→ **Task to complete**
Extract all of the entries and give them again, word for word.

→ **Rows**
+ + +

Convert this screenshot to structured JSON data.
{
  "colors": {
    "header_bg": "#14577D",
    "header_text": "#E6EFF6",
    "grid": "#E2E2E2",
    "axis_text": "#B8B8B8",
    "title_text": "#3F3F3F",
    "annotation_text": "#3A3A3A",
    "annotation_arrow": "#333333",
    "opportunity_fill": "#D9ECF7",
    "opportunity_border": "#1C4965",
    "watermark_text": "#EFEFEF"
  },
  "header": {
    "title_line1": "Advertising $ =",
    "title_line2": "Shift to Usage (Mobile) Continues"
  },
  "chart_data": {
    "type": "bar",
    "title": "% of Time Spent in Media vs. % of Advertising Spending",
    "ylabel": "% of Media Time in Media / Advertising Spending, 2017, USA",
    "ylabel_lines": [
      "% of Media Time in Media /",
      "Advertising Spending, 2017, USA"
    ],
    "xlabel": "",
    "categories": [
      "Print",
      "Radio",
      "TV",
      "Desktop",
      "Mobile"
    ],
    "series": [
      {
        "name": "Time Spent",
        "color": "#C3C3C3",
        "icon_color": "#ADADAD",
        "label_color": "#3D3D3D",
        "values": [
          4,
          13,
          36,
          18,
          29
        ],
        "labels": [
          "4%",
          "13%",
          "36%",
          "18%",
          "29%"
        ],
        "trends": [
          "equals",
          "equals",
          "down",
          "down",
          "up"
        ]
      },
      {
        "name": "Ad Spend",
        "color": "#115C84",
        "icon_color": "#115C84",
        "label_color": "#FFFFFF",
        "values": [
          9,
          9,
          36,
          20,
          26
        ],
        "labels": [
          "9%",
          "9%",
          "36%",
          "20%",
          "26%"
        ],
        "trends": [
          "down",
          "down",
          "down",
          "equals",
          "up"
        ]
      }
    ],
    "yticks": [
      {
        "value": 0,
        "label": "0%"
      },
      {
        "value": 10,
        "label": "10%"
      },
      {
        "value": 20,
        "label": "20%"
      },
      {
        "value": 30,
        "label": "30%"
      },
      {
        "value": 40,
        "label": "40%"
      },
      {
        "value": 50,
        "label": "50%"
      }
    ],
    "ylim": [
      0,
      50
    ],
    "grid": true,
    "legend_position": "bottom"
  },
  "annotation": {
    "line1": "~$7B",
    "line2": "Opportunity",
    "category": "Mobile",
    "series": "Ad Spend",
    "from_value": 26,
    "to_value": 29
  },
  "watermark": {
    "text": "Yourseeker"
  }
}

+ + +

→ **Solution to this task**
Convert this screenshot to structured JSON data.
{
  "colors": {
    "header_bg": "#14577D",
    "header_text": "#E6EFF6",
    "grid": "#E2E2E2",
    "axis_text": "#B8B8B8",
    "title_text": "#3F3F3F",
    "annotation_text": "#3A3A3A",
    "annotation_arrow": "#333333",
    "opportunity_fill": "#D9ECF7",
    "opportunity_border": "#1C4965",
    "watermark_text": "#EFEFEF"
  },
  "header": {
    "title_line1": "Advertising $ =",
    "title_line2": "Shift to Usage (Mobile) Continues"
  },
  "chart_data": {
    "type": "bar",
    "title": "% of Time Spent in Media vs. % of Advertising Spending",
    "ylabel": "% of Media Time in Media / Advertising Spending, 2017, USA",
    "ylabel_lines": [
      "% of Media Time in Media /",
      "Advertising Spending, 2017, USA"
    ],
    "xlabel": "",
    "categories": [
      "Print",
      "Radio",
      "TV",
      "Desktop",
      "Mobile"
    ],
    "series": [
      {
        "name": "Time Spent",
        "color": "#C3C3C3",
        "icon_color": "#ADADAD",
        "label_color": "#3D3D3D",
        "values": [
          4,
          13,
          36,
          18,
          29
        ],
        "labels": [
          "4%",
          "13%",
          "36%",
          "18%",
          "29%"
        ],
        "trends": [
          "equals",
          "equals",
          "down",
          "down",
          "up"
        ]
      },
      {
        "name": "Ad Spend",
        "color": "#115C84",
        "icon_color": "#115C84",
        "label_color": "#FFFFFF",
        "values": [
          9,
          9,
          36,
          20,
          26
        ],
        "labels": [
          "9%",
          "9%",
          "36%",
          "20%",
          "26%"
        ],
        "trends": [
          "down",
          "down",
          "down",
          "equals",
          "up"
        ]
      }
    ],
    "yticks": [
      {
        "value": 0,
        "label": "0%"
      },
      {
        "value": 10,
        "label": "10%"
      },
      {
        "value": 20,
        "label": "20%"
      },
      {
        "value": 30,
        "label": "30%"
      },
      {
        "value": 40,
        "label": "40%"
      },
      {
        "value": 50,
        "label": "50%"
      }
    ],
    "ylim": [
      0,
      50
    ],
    "grid": true,
    "legend_position": "bottom"
  },
  "annotation": {
    "line1": "~$7B",
    "line2": "Opportunity",
    "category": "Mobile",
    "series": "Ad Spend",
    "from_value": 26,
    "to_value": 29
  },
  "watermark": {
    "text": "Yourseeker"
  }
}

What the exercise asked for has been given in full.